§ 設問
[1] 本田仁美の卒業コンサートに関する記事によると、このコンサートはいつ、どこで開催されましたか。
[2] 本田仁美の卒業コンサートに関する記事から、◆で始まる見出しをすべて書き出してください。
[3] 本田仁美の卒業コンサートに関する記事を、最後の文の後から書き継いでください。

§ 抽出テキスト
----
◆ストイックな努力で向き合ってきた10年の集大成

 AKB48の本田仁美が1月26日神奈川県パシフィコ横浜で「卒業コンサート~希望と夢に満ちた道~」を開催した。AKB48チーム8の栃木県代表として12歳で加入し、‘18年には日韓合同アイドルグループのIZ*ONEとしてもデビュー。韓国や中国を中心に海外ファンの心も掴んだ。’21年AKB48に復帰してからは、中心メンバーとしてグループをけん引してきた彼女。そんな約10年間のアイドル人生で、「ステージで歌って踊ること」にストイックな努力で向き合ってきた本田仁美らしさが存分に溢れた卒業コンサートとなった。

 1曲目は、「涙の表面張力」のソロ歌唱からスタート。本田仁美の代名詞でもあるキレのあるダンスパフォーマンスが光る楽曲だ。続いて、AKB48で初めて選抜に選ばれた「NO WAY MAN」や、センターポジションを務める「元カレです」「どうしても君が好きだ」を披露すると、会場は一気に盛り上がる。ユニット曲のパートでは「ハート型ウイルス」「エンドロール」「抱きしめられたら」などを披露。8曲すべてに参加した本田は、曲のわずかな合間に、衣装の早着替えをしながらパフォーマンス。ファンを驚かせた。

◆IZ*ONEで苦楽をともにした矢吹奈子がサプライズ登場

 同パートのラストには、IZ*ONEで苦楽をともにした矢吹奈子がサプライズ登場して「必然性」をデュエット。曲終わりには、矢吹が「卒業コンサートが終わってからステージに上がるのは10か月ぶりだから、1曲でもツラいかも……」と苦笑い。すかさず本田「それレッスンのときから言ってた~」と、ツッコんで観客を笑わせた。

 終盤には、AKB48チーム8のメンバーで「抱きしめちゃいけない」「夢へのルート」をパフォーマンス。歌唱中にはメンバーと視線を合わせながら、ひときわ輝く笑顔を見せる。その姿を見守るファンのペンライトも大きく揺れていた。

◆「つらくて悔しくて涙で前が見えなかった日もあった」

 そして迎えたアンコール。淡い水色のドレス姿の本田がステージに登場すると、「泣きながら微笑んで」を披露した。約10年のアイドル人生は決して順風満帆ではなかった。応援してくれるファンの期待に応えらずに自信を失ったときもある。そんな自分を変えたい。IZ*ONEへの挑戦を後押ししてくれたのもファンの声援だったという。
----
§ 提供データ
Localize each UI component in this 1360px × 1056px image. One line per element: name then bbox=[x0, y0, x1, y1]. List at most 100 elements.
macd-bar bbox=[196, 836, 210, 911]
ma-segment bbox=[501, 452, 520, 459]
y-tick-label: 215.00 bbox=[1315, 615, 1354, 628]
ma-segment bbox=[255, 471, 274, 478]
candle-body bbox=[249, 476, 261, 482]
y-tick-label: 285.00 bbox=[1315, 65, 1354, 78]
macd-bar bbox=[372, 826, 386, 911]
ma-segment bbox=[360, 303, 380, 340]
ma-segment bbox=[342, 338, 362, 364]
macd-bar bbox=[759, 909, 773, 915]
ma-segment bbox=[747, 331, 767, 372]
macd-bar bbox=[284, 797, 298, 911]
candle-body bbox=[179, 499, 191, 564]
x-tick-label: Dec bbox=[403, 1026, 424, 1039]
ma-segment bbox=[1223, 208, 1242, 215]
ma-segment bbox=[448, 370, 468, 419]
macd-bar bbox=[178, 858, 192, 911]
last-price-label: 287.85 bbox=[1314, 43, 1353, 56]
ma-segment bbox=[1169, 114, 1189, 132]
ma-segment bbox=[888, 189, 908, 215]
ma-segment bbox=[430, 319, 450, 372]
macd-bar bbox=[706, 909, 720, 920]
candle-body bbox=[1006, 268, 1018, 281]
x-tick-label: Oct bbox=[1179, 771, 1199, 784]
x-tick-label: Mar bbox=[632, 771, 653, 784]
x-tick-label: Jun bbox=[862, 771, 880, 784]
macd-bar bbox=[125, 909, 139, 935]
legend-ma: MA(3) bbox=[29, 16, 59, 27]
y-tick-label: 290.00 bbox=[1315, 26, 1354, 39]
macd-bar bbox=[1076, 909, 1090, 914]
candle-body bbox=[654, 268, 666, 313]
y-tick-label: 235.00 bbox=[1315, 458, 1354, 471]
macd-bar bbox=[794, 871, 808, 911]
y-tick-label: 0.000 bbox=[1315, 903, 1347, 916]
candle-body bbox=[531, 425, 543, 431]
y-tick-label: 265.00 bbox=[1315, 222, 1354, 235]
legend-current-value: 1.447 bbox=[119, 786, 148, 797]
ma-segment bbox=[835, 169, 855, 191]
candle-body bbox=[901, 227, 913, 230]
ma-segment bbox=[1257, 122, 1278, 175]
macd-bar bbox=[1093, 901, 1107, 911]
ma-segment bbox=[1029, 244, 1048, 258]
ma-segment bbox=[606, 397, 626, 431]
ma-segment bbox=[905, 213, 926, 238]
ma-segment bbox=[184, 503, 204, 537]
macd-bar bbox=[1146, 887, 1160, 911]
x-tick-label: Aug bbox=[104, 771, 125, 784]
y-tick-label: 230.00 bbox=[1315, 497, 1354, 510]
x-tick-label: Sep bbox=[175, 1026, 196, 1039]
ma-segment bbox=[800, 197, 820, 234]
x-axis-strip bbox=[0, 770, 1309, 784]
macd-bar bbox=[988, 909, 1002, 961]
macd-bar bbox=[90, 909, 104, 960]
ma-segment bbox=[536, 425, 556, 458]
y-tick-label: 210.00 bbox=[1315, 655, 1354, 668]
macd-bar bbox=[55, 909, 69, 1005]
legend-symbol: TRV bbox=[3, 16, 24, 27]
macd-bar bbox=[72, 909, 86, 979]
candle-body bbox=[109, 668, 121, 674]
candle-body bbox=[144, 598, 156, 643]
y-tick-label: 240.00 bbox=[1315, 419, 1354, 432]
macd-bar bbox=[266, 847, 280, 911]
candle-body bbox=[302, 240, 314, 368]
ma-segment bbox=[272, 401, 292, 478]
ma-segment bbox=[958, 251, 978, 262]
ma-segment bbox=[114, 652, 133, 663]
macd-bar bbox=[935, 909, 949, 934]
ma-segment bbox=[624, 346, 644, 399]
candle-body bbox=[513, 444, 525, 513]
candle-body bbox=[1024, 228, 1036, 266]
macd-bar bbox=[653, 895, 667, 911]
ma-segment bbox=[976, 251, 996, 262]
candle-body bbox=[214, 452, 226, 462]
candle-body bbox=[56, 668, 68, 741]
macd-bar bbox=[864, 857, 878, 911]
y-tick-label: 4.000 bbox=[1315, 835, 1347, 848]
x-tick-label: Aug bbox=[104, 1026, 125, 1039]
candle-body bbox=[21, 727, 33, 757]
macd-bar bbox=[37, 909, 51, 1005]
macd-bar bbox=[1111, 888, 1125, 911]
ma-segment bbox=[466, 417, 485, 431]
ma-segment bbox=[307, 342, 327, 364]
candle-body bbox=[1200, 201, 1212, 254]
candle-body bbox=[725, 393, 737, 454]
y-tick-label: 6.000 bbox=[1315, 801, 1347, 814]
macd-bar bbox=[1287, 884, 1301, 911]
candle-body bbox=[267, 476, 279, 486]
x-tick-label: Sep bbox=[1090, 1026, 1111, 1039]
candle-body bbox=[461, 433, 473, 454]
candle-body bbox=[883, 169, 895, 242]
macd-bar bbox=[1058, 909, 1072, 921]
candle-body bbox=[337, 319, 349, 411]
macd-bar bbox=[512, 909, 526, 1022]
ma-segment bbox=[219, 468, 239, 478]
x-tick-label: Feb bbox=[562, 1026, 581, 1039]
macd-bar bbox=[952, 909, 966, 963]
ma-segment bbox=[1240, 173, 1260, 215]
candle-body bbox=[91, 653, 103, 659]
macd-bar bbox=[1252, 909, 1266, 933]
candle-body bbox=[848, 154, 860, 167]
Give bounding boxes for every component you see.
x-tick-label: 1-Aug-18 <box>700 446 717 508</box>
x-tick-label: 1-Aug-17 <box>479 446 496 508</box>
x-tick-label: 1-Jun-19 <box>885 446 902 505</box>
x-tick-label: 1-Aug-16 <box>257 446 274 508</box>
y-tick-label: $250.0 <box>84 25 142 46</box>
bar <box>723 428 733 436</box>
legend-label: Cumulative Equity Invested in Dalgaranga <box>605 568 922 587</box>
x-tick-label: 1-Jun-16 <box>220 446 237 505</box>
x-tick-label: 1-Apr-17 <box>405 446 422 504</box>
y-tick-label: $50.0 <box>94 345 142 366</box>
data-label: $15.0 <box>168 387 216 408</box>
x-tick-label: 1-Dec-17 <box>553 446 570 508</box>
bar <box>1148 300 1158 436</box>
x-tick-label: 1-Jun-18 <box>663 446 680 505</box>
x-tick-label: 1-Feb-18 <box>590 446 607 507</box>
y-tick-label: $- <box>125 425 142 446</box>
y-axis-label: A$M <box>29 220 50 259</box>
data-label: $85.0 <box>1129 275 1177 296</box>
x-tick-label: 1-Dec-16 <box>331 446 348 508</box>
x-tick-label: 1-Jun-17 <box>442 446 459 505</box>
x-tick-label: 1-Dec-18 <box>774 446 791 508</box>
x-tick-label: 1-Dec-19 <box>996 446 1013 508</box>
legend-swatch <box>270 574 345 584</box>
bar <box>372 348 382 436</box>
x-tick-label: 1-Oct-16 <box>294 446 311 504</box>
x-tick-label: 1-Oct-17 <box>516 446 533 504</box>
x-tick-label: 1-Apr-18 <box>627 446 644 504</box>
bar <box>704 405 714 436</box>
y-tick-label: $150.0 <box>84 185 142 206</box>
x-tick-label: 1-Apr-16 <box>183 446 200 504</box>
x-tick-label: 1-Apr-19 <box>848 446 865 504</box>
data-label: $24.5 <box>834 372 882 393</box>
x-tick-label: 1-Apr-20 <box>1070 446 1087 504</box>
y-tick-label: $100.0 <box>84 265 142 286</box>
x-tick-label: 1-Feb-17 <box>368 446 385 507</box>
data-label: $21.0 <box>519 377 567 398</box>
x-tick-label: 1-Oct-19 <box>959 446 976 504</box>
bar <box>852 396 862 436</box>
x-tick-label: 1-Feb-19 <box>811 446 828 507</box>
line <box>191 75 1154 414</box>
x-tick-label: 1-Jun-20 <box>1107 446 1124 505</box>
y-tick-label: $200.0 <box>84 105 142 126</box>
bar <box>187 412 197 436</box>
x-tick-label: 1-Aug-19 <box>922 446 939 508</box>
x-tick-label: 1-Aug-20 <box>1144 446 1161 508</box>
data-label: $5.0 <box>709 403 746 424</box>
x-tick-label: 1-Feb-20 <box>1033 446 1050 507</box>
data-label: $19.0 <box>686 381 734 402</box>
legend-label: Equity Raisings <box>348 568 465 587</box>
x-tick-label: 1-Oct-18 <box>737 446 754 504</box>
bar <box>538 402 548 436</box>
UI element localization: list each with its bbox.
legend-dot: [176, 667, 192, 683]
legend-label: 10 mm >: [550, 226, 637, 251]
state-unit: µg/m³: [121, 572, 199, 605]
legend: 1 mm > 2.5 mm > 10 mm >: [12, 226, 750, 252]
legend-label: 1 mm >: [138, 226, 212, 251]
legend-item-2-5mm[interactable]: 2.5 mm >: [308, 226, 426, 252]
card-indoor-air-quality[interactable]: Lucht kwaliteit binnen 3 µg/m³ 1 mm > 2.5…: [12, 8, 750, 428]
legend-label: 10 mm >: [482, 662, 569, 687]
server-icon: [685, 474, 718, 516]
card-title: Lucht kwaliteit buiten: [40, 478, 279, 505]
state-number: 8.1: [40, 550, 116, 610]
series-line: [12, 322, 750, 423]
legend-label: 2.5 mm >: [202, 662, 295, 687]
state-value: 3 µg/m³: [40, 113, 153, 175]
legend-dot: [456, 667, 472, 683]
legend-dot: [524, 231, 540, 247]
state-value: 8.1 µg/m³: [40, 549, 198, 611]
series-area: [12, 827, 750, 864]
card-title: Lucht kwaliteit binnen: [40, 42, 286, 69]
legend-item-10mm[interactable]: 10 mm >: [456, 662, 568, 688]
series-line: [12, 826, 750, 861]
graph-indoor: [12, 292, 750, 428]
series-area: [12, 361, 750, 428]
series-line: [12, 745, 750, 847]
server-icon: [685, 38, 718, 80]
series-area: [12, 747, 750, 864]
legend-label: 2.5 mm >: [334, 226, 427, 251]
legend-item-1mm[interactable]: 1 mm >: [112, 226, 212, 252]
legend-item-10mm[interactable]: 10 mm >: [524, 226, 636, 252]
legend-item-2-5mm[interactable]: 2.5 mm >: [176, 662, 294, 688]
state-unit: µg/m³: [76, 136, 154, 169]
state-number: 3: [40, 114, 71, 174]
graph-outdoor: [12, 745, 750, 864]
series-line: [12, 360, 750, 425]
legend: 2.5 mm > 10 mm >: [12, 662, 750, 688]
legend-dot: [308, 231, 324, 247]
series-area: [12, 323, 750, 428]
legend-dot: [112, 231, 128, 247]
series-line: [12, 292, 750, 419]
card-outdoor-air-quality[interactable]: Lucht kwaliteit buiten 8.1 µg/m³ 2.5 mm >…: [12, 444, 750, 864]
----
§ 番号別の解答
[1] 1月26日に神奈川県のパシフィコ横浜で開催されました。

[2]
・ストイックな努力で向き合ってきた10年の集大成
・IZ*ONEで苦楽をともにした矢吹奈子がサプライズ登場
・「つらくて悔しくて涙で前が見えなかった日もあった」

[3]
 本田は、「つらくて悔しくて涙で前が見えなかった日もあったけど、今、私の目はキラキラと光る夢と希望で溢れています。こんなにも素敵な景色の中で、世界に1つの美しいドレスをまとい、大好きな人たちに卒業を見送ってもらえる私は本当に世界一の幸せ者です。10年間、本当にありがとうございました!」と、頭を下げて感謝を伝えた。その姿にファンから惜しみない拍手が送られた。

◆卒業後は「イチから自分の可能性を試してみたい」

 卒業後は少しの充電期間を経て、新たな活動をスタートさせる。コンサート後に行われた囲み会見では、今後について「(踊って歌う)そういう姿を求めてくださる方がいるのであればぜひ挑戦したい。イチから自分の可能性を試してみたいです」とコメント。また、「今日も海外から来てくださった方がたくさんいて嬉しかったですし、今度は私が会いに行けるようなイベントがあったらいいなと思います」と、海外進出への思いも明かした。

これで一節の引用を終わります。